» Given task
Lines holding the string "page" are the ones to copy; find them all in the data.

» Exercise input
________________________
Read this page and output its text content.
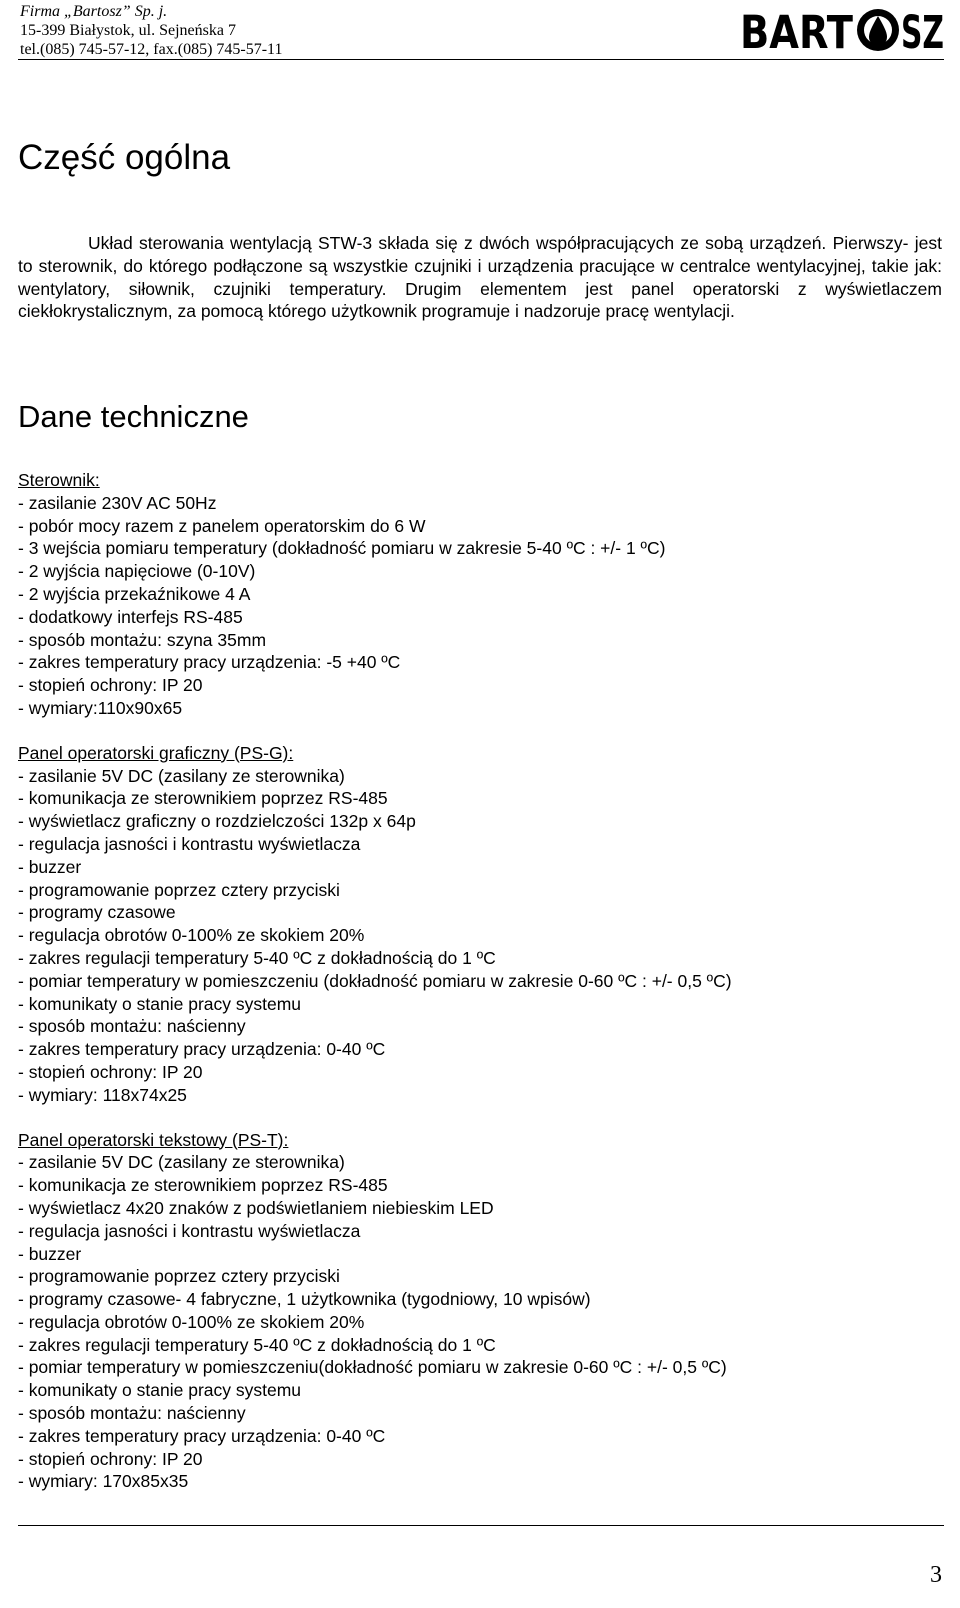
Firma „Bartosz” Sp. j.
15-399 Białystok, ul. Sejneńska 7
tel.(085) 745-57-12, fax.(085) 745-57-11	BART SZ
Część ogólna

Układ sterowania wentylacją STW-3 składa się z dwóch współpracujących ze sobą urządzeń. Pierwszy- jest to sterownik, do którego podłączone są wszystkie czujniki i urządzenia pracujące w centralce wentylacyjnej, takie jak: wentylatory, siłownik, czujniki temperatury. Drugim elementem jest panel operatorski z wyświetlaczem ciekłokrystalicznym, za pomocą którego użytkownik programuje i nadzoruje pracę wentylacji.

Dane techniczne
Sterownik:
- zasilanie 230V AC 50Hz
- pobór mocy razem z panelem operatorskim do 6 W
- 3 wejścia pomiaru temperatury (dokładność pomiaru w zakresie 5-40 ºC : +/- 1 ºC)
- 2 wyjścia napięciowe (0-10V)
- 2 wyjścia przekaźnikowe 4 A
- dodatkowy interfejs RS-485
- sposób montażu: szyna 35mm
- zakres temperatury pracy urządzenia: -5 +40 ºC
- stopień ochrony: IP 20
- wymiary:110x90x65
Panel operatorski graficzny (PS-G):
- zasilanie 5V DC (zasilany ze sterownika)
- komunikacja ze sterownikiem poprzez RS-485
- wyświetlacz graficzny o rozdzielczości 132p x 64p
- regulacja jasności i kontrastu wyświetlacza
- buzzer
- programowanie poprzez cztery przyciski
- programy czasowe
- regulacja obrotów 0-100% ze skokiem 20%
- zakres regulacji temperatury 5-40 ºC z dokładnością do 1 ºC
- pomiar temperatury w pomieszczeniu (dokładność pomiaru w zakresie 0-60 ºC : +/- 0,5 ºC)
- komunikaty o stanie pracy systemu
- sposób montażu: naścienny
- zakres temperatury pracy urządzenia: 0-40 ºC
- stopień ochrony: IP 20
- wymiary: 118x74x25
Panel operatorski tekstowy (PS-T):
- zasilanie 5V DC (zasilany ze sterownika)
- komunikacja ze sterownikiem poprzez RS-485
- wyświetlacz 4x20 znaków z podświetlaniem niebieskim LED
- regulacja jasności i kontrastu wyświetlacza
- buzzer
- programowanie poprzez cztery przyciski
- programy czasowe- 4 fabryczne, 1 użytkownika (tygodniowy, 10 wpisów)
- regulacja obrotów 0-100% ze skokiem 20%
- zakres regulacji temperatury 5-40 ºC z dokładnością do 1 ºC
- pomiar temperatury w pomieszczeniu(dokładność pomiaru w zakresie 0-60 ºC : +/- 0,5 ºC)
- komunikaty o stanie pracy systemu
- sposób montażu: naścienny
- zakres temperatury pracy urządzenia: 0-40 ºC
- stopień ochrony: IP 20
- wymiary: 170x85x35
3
________________________
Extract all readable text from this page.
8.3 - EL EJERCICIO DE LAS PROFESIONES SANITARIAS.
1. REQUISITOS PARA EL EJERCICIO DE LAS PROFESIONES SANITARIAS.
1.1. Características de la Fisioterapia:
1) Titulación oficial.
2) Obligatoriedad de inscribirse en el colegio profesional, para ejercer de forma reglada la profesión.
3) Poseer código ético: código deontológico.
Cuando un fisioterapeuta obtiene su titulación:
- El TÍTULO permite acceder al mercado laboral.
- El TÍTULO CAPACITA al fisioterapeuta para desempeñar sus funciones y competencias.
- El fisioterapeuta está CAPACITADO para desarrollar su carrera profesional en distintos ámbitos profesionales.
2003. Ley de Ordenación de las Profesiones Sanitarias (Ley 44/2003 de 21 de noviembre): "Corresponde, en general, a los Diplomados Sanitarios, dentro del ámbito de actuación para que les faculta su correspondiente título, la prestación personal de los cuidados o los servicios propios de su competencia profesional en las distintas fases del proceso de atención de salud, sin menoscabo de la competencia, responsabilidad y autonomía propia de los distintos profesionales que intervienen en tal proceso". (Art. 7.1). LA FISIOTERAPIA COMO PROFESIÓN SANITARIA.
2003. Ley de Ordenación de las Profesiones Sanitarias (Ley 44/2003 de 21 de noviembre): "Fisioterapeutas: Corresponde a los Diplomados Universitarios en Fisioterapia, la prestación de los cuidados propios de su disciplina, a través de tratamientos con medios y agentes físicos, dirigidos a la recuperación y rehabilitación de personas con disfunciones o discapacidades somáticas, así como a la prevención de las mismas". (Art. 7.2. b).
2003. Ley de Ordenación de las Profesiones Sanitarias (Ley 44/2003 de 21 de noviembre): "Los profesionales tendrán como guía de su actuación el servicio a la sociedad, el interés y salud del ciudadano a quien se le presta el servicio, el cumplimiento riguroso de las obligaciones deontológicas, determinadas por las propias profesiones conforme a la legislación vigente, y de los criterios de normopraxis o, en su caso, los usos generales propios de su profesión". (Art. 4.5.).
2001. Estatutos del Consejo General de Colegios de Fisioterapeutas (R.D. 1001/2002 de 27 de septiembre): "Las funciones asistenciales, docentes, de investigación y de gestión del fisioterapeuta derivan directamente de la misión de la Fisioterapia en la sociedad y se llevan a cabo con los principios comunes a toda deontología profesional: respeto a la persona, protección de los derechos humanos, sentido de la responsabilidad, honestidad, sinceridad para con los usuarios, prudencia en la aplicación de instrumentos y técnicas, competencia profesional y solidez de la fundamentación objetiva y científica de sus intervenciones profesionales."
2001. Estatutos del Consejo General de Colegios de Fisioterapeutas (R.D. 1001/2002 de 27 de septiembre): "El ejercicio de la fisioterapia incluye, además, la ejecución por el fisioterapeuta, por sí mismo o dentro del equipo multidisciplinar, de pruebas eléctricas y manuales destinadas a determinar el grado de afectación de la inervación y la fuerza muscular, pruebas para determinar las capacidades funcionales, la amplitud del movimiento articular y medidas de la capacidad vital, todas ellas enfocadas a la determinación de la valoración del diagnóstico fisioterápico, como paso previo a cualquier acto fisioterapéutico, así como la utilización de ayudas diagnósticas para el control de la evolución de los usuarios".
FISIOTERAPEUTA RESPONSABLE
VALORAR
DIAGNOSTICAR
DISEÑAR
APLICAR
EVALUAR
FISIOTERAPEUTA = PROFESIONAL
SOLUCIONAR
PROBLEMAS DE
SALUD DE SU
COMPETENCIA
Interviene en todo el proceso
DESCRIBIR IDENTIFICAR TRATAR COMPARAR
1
________________________
» Solution to this problem
Read this page and output its text content.
Extract all readable text from this page.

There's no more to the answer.